**PROBLEM REQUIREMENTS:** Wherever a line of the records contains "using", copy that line.

----------------------------------------

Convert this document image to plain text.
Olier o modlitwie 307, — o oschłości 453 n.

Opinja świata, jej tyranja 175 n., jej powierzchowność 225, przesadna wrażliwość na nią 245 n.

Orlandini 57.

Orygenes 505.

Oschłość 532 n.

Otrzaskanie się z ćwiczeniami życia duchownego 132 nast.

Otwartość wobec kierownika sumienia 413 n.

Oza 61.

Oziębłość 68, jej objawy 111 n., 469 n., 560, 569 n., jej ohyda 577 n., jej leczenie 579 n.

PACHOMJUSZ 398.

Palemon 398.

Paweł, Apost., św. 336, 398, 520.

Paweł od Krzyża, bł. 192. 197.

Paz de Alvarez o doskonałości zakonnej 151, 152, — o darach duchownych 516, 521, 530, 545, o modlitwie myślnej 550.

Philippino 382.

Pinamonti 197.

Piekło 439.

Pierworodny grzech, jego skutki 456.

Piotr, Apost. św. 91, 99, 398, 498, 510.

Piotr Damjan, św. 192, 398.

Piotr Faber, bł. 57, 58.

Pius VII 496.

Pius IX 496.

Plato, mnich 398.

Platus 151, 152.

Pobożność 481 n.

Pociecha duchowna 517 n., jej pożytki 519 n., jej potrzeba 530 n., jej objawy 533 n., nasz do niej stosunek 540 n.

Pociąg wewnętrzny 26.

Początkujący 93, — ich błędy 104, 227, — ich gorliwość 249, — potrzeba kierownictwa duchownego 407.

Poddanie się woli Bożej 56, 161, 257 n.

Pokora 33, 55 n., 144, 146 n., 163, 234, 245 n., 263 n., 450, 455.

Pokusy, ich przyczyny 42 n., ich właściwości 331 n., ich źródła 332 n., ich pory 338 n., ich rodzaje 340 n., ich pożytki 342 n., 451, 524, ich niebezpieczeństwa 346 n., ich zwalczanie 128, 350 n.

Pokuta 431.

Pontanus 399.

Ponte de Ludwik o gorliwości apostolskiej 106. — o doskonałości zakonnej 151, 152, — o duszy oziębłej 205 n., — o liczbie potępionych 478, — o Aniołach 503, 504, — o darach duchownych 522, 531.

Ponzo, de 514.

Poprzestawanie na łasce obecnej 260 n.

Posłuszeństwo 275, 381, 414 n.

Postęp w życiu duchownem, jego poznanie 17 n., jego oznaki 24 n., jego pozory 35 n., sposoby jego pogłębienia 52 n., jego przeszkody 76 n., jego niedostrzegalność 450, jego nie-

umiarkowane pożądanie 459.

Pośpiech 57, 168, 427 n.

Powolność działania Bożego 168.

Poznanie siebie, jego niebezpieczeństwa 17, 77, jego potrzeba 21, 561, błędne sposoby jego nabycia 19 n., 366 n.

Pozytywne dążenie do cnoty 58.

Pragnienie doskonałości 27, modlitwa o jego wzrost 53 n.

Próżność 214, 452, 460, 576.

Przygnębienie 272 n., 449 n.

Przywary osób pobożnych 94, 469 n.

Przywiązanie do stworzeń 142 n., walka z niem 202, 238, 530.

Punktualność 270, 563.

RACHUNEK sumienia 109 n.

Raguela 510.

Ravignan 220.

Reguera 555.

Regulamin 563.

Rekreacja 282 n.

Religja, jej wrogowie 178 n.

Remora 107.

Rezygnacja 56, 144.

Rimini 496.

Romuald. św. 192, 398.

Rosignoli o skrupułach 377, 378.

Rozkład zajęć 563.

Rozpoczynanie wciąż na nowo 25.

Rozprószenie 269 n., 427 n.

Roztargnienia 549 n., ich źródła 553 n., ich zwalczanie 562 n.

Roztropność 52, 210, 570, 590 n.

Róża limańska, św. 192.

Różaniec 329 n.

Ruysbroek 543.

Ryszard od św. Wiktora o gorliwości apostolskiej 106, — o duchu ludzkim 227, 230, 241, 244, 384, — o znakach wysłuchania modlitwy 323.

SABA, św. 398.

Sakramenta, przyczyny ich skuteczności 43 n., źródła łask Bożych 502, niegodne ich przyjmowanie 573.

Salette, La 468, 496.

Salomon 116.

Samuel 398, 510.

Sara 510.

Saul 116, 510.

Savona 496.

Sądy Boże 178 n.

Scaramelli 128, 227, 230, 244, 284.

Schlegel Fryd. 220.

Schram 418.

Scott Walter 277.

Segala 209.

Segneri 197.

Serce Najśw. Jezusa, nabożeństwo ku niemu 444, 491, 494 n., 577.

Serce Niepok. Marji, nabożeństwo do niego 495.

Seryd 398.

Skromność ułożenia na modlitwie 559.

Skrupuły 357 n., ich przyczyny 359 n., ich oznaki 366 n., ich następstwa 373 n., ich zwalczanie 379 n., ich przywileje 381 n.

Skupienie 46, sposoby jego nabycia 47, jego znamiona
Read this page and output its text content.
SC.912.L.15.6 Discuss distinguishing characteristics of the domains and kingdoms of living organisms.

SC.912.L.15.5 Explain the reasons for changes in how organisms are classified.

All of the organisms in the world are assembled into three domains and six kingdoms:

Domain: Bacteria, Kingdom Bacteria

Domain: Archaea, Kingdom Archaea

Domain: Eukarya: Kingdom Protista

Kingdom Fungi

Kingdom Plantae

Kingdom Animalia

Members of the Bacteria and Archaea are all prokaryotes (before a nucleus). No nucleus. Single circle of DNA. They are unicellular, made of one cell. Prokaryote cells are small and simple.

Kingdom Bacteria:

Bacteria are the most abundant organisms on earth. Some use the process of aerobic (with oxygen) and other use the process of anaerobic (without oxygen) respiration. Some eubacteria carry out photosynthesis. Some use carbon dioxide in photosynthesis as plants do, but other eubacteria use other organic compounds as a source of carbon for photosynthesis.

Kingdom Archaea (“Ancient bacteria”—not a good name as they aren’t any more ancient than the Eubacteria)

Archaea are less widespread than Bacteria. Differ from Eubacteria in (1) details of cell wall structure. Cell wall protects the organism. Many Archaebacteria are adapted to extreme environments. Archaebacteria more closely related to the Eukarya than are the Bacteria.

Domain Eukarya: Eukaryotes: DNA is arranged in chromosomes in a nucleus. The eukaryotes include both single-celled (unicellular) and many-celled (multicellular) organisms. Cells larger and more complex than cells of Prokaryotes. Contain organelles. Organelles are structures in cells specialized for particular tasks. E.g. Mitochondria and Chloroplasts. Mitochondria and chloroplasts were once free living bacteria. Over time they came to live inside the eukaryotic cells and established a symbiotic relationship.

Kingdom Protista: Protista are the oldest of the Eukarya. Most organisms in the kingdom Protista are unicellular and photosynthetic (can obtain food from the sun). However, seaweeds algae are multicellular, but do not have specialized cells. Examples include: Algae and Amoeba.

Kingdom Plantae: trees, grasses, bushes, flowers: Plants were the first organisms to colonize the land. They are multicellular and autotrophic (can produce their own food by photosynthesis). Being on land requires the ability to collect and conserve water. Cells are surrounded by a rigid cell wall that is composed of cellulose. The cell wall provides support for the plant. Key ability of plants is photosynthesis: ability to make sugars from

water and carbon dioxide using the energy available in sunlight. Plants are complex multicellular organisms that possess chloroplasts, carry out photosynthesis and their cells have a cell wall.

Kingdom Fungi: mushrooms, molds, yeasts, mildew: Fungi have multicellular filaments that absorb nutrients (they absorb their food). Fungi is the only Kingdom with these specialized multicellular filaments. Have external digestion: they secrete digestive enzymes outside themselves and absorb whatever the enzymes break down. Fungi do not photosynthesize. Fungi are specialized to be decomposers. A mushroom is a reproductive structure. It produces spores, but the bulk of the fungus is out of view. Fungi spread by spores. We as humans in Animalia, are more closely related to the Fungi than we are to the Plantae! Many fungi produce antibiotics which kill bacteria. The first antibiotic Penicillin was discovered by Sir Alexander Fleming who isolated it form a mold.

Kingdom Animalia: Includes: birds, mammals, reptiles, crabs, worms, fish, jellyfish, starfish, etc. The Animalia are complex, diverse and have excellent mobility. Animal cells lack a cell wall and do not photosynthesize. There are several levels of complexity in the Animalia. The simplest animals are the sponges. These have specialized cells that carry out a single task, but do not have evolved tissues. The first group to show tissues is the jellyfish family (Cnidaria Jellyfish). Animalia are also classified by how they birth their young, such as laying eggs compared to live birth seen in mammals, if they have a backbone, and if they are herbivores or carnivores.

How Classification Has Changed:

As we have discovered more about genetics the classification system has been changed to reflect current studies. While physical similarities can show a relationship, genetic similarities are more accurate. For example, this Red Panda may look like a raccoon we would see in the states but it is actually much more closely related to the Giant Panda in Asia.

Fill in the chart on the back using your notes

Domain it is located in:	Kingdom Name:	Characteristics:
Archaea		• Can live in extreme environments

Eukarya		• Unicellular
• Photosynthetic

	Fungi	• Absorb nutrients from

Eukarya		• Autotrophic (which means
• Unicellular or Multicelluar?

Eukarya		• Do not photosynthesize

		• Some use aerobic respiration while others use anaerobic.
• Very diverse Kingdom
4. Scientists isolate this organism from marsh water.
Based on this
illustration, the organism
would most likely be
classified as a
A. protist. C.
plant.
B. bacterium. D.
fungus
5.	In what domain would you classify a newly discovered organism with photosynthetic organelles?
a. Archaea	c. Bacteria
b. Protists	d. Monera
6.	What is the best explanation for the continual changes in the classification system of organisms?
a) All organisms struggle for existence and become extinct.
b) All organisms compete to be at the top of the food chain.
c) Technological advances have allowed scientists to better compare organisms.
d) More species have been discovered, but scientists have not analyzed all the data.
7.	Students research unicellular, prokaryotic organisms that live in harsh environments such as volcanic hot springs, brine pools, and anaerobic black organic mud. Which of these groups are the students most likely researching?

----------------------------------------

**TASK SOLUTION:**
water and carbon dioxide using the energy available in sunlight. Plants are complex multicellular organisms that possess chloroplasts, carry out photosynthesis and their cells have a cell wall.
Fill in the chart on the back using your notes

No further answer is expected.